> Task instructions
Show every line where "color" occurs.

> Data for this exercise
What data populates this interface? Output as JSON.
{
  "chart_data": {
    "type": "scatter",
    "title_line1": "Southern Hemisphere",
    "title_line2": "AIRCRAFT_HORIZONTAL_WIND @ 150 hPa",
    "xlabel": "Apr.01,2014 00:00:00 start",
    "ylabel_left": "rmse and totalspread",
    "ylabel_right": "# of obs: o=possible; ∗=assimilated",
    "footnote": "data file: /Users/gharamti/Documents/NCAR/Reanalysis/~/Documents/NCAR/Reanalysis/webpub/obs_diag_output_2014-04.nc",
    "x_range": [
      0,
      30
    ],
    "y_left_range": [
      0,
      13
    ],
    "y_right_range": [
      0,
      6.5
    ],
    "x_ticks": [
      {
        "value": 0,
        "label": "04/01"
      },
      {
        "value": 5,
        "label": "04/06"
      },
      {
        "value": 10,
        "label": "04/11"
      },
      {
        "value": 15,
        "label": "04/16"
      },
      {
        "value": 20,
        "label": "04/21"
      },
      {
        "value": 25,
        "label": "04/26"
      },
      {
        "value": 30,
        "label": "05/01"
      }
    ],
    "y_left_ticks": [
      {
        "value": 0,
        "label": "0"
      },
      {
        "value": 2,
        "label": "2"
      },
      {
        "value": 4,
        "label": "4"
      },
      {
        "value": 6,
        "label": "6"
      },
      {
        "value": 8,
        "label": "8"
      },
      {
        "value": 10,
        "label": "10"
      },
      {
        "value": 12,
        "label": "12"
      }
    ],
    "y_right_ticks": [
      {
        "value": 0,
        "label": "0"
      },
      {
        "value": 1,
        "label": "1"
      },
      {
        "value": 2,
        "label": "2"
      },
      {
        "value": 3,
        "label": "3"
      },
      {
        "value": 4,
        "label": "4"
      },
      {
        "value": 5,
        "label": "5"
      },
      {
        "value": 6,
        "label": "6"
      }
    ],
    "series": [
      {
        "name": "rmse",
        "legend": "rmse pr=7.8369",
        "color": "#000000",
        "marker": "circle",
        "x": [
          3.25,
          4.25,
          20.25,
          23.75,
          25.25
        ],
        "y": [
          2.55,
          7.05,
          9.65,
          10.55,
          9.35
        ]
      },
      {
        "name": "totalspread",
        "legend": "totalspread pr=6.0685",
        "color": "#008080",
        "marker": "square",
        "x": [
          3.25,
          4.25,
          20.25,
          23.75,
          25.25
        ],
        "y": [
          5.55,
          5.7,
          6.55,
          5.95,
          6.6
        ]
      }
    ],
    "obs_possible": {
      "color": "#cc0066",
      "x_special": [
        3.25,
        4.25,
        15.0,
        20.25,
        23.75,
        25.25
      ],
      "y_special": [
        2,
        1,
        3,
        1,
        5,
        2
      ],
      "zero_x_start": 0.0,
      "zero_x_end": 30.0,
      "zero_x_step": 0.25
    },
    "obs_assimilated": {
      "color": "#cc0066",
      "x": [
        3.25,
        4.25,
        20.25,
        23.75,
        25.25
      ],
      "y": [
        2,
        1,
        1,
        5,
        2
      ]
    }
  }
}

> Result
        "color": "#000000",
        "color": "#008080",
      "color": "#cc0066",
      "color": "#cc0066",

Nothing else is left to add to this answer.